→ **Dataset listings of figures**
========
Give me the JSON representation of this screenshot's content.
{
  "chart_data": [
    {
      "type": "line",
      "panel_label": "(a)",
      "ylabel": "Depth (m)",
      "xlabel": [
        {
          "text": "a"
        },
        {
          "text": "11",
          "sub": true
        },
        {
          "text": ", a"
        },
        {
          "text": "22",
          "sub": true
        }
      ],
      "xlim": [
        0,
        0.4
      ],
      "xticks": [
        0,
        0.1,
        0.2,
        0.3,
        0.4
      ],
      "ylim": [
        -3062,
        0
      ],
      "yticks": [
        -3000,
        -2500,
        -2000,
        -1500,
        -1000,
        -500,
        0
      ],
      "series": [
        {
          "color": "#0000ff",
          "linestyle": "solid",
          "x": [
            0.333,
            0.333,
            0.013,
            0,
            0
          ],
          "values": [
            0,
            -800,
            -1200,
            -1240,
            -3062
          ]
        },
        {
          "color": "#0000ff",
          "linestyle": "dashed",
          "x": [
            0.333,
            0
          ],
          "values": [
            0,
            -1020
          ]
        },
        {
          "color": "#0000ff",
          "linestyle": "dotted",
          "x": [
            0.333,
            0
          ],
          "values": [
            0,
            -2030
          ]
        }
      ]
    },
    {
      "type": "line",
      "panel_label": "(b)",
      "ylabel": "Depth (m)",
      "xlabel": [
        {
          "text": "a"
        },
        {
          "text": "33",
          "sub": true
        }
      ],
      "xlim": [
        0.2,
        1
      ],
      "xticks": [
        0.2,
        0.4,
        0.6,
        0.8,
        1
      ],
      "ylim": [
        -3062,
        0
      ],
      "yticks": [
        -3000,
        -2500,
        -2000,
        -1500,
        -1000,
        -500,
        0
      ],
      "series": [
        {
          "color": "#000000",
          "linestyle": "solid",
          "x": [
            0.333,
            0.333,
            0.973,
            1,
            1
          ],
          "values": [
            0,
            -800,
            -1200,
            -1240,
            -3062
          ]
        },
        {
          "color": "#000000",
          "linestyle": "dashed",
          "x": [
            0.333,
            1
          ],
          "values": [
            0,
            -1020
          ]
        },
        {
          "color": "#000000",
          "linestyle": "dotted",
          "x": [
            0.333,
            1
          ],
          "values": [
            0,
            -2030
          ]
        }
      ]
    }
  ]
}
========
→ **Short task**
Reproduce the complete data exactly as presented above.

→ **Response to this task**
Give me the JSON representation of this screenshot's content.
{
  "chart_data": [
    {
      "type": "line",
      "panel_label": "(a)",
      "ylabel": "Depth (m)",
      "xlabel": [
        {
          "text": "a"
        },
        {
          "text": "11",
          "sub": true
        },
        {
          "text": ", a"
        },
        {
          "text": "22",
          "sub": true
        }
      ],
      "xlim": [
        0,
        0.4
      ],
      "xticks": [
        0,
        0.1,
        0.2,
        0.3,
        0.4
      ],
      "ylim": [
        -3062,
        0
      ],
      "yticks": [
        -3000,
        -2500,
        -2000,
        -1500,
        -1000,
        -500,
        0
      ],
      "series": [
        {
          "color": "#0000ff",
          "linestyle": "solid",
          "x": [
            0.333,
            0.333,
            0.013,
            0,
            0
          ],
          "values": [
            0,
            -800,
            -1200,
            -1240,
            -3062
          ]
        },
        {
          "color": "#0000ff",
          "linestyle": "dashed",
          "x": [
            0.333,
            0
          ],
          "values": [
            0,
            -1020
          ]
        },
        {
          "color": "#0000ff",
          "linestyle": "dotted",
          "x": [
            0.333,
            0
          ],
          "values": [
            0,
            -2030
          ]
        }
      ]
    },
    {
      "type": "line",
      "panel_label": "(b)",
      "ylabel": "Depth (m)",
      "xlabel": [
        {
          "text": "a"
        },
        {
          "text": "33",
          "sub": true
        }
      ],
      "xlim": [
        0.2,
        1
      ],
      "xticks": [
        0.2,
        0.4,
        0.6,
        0.8,
        1
      ],
      "ylim": [
        -3062,
        0
      ],
      "yticks": [
        -3000,
        -2500,
        -2000,
        -1500,
        -1000,
        -500,
        0
      ],
      "series": [
        {
          "color": "#000000",
          "linestyle": "solid",
          "x": [
            0.333,
            0.333,
            0.973,
            1,
            1
          ],
          "values": [
            0,
            -800,
            -1200,
            -1240,
            -3062
          ]
        },
        {
          "color": "#000000",
          "linestyle": "dashed",
          "x": [
            0.333,
            1
          ],
          "values": [
            0,
            -1020
          ]
        },
        {
          "color": "#000000",
          "linestyle": "dotted",
          "x": [
            0.333,
            1
          ],
          "values": [
            0,
            -2030
          ]
        }
      ]
    }
  ]
}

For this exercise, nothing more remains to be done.